• WHAT THE EXERCISE ASKS
Write the entries out again exactly as they stand, but without the pictures.

• DATA
==================================================
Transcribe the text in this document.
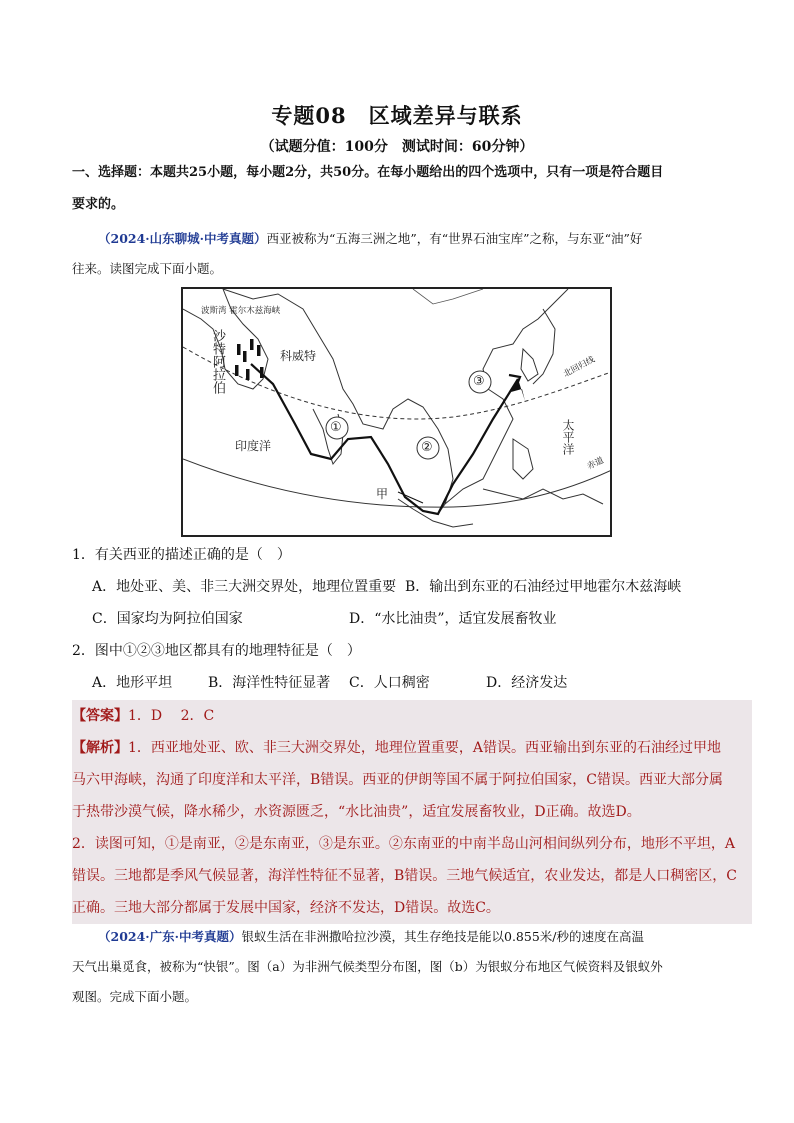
专题08 区域差异与联系
（试题分值：100分　测试时间：60分钟）
一、选择题：本题共25小题，每小题2分，共50分。在每小题给出的四个选项中，只有一项是符合题目
要求的。
（2024·山东聊城·中考真题）西亚被称为“五海三洲之地”，有“世界石油宝库”之称，与东亚“油”好
往来。读图完成下面小题。
波斯湾 霍尔木兹海峡
沙特阿拉伯	科威特
印度洋	太平洋
北回归线
赤道
甲
①
②
③
1．有关西亚的描述正确的是（　）
A．地处亚、美、非三大洲交界处，地理位置重要 B．输出到东亚的石油经过甲地霍尔木兹海峡
C．国家均为阿拉伯国家	D．“水比油贵”，适宜发展畜牧业
2．图中①②③地区都具有的地理特征是（　）
A．地形平坦	B．海洋性特征显著 C．人口稠密	D．经济发达
【答案】1．D　 2．C
【解析】1．西亚地处亚、欧、非三大洲交界处，地理位置重要，A错误。西亚输出到东亚的石油经过甲地
马六甲海峡，沟通了印度洋和太平洋，B错误。西亚的伊朗等国不属于阿拉伯国家，C错误。西亚大部分属
于热带沙漠气候，降水稀少，水资源匮乏，“水比油贵”，适宜发展畜牧业，D正确。故选D。
2．读图可知，①是南亚，②是东南亚，③是东亚。②东南亚的中南半岛山河相间纵列分布，地形不平坦，A
错误。三地都是季风气候显著，海洋性特征不显著，B错误。三地气候适宜，农业发达，都是人口稠密区，C
正确。三地大部分都属于发展中国家，经济不发达，D错误。故选C。
（2024·广东·中考真题）银蚁生活在非洲撒哈拉沙漠，其生存绝技是能以0.855米/秒的速度在高温
天气出巢觅食，被称为“快银”。图（a）为非洲气候类型分布图，图（b）为银蚁分布地区气候资料及银蚁外
观图。完成下面小题。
==================================================
• FINISHED ANSWER
Transcribe the text in this document.
专题08 区域差异与联系
（试题分值：100分　测试时间：60分钟）
一、选择题：本题共25小题，每小题2分，共50分。在每小题给出的四个选项中，只有一项是符合题目
要求的。
（2024·山东聊城·中考真题）西亚被称为“五海三洲之地”，有“世界石油宝库”之称，与东亚“油”好
往来。读图完成下面小题。
波斯湾 霍尔木兹海峡
沙特阿拉伯	科威特
印度洋	太平洋
北回归线
赤道
甲
①
②
③
1．有关西亚的描述正确的是（　）
A．地处亚、美、非三大洲交界处，地理位置重要 B．输出到东亚的石油经过甲地霍尔木兹海峡
C．国家均为阿拉伯国家	D．“水比油贵”，适宜发展畜牧业
2．图中①②③地区都具有的地理特征是（　）
A．地形平坦	B．海洋性特征显著 C．人口稠密	D．经济发达
【答案】1．D　 2．C
【解析】1．西亚地处亚、欧、非三大洲交界处，地理位置重要，A错误。西亚输出到东亚的石油经过甲地
马六甲海峡，沟通了印度洋和太平洋，B错误。西亚的伊朗等国不属于阿拉伯国家，C错误。西亚大部分属
于热带沙漠气候，降水稀少，水资源匮乏，“水比油贵”，适宜发展畜牧业，D正确。故选D。
2．读图可知，①是南亚，②是东南亚，③是东亚。②东南亚的中南半岛山河相间纵列分布，地形不平坦，A
错误。三地都是季风气候显著，海洋性特征不显著，B错误。三地气候适宜，农业发达，都是人口稠密区，C
正确。三地大部分都属于发展中国家，经济不发达，D错误。故选C。
（2024·广东·中考真题）银蚁生活在非洲撒哈拉沙漠，其生存绝技是能以0.855米/秒的速度在高温
天气出巢觅食，被称为“快银”。图（a）为非洲气候类型分布图，图（b）为银蚁分布地区气候资料及银蚁外
观图。完成下面小题。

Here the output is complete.